Pictures do not belong in the copy; transcribe everything else in the records exactly.

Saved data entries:
- - -
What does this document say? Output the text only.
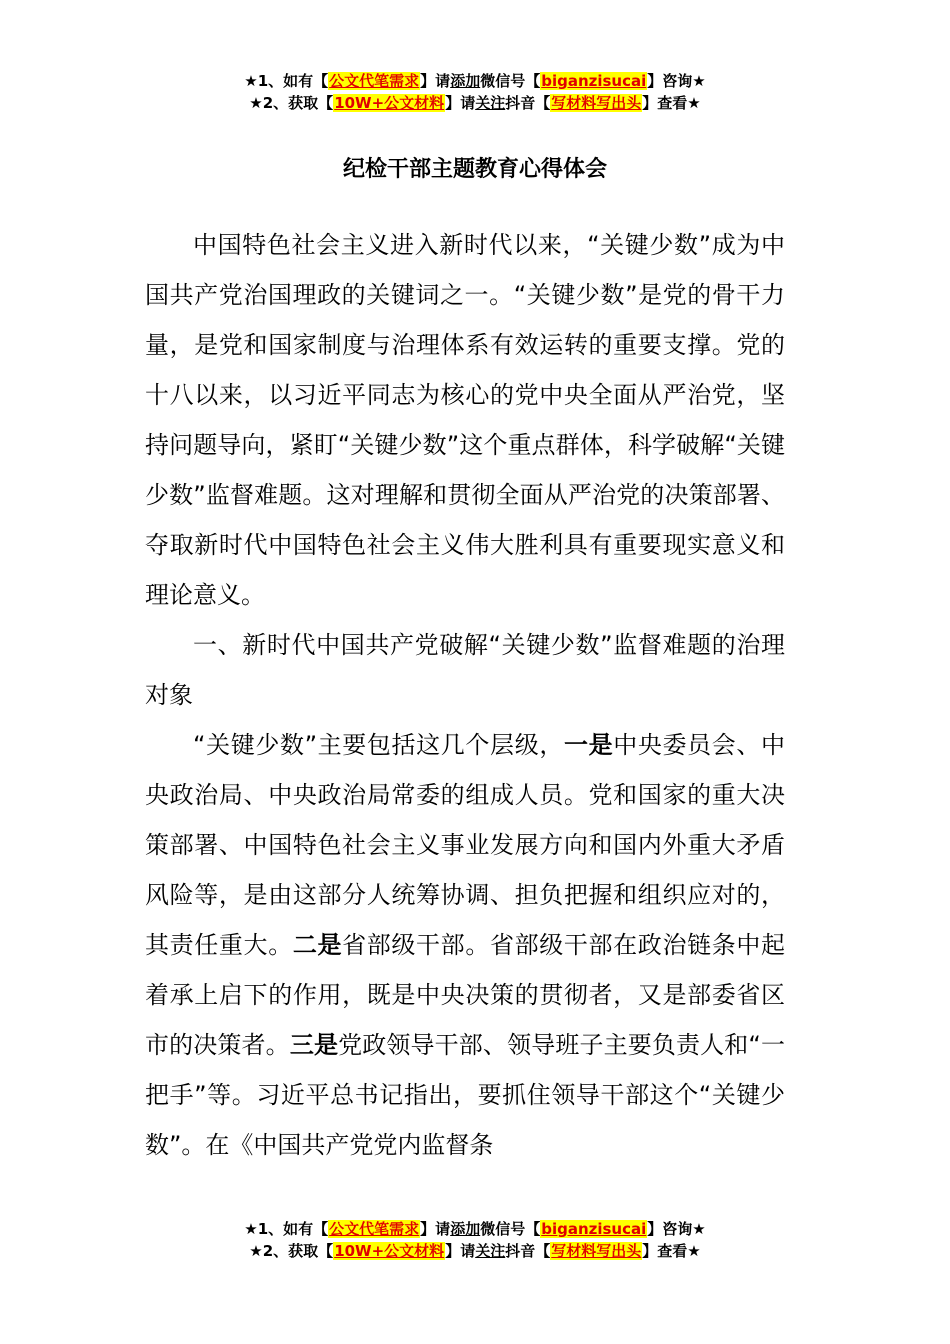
★1、如有【公文代笔需求】请添加微信号【biganzisucai】咨询★
★2、获取【10W+公文材料】请关注抖音【写材料写出头】查看★
纪检干部主题教育心得体会

中国特色社会主义进入新时代以来，“关键少数”成为中国共产党治国理政的关键词之一。“关键少数”是党的骨干力量，是党和国家制度与治理体系有效运转的重要支撑。党的十八以来，以习近平同志为核心的党中央全面从严治党，坚持问题导向，紧盯“关键少数”这个重点群体，科学破解“关键少数”监督难题。这对理解和贯彻全面从严治党的决策部署、夺取新时代中国特色社会主义伟大胜利具有重要现实意义和理论意义。

一、新时代中国共产党破解“关键少数”监督难题的治理对象

“关键少数”主要包括这几个层级，一是中央委员会、中央政治局、中央政治局常委的组成人员。党和国家的重大决策部署、中国特色社会主义事业发展方向和国内外重大矛盾风险等，是由这部分人统筹协调、担负把握和组织应对的，其责任重大。二是省部级干部。省部级干部在政治链条中起着承上启下的作用，既是中央决策的贯彻者，又是部委省区市的决策者。三是党政领导干部、领导班子主要负责人和“一把手”等。习近平总书记指出，要抓住领导干部这个“关键少数”。在《中国共产党党内监督条

★1、如有【公文代笔需求】请添加微信号【biganzisucai】咨询★
★2、获取【10W+公文材料】请关注抖音【写材料写出头】查看★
- - -
## Result below
What does this document say? Output the text only.
★1、如有【公文代笔需求】请添加微信号【biganzisucai】咨询★
★2、获取【10W+公文材料】请关注抖音【写材料写出头】查看★
纪检干部主题教育心得体会

中国特色社会主义进入新时代以来，“关键少数”成为中国共产党治国理政的关键词之一。“关键少数”是党的骨干力量，是党和国家制度与治理体系有效运转的重要支撑。党的十八以来，以习近平同志为核心的党中央全面从严治党，坚持问题导向，紧盯“关键少数”这个重点群体，科学破解“关键少数”监督难题。这对理解和贯彻全面从严治党的决策部署、夺取新时代中国特色社会主义伟大胜利具有重要现实意义和理论意义。

一、新时代中国共产党破解“关键少数”监督难题的治理对象

“关键少数”主要包括这几个层级，一是中央委员会、中央政治局、中央政治局常委的组成人员。党和国家的重大决策部署、中国特色社会主义事业发展方向和国内外重大矛盾风险等，是由这部分人统筹协调、担负把握和组织应对的，其责任重大。二是省部级干部。省部级干部在政治链条中起着承上启下的作用，既是中央决策的贯彻者，又是部委省区市的决策者。三是党政领导干部、领导班子主要负责人和“一把手”等。习近平总书记指出，要抓住领导干部这个“关键少数”。在《中国共产党党内监督条

★1、如有【公文代笔需求】请添加微信号【biganzisucai】咨询★
★2、获取【10W+公文材料】请关注抖音【写材料写出头】查看★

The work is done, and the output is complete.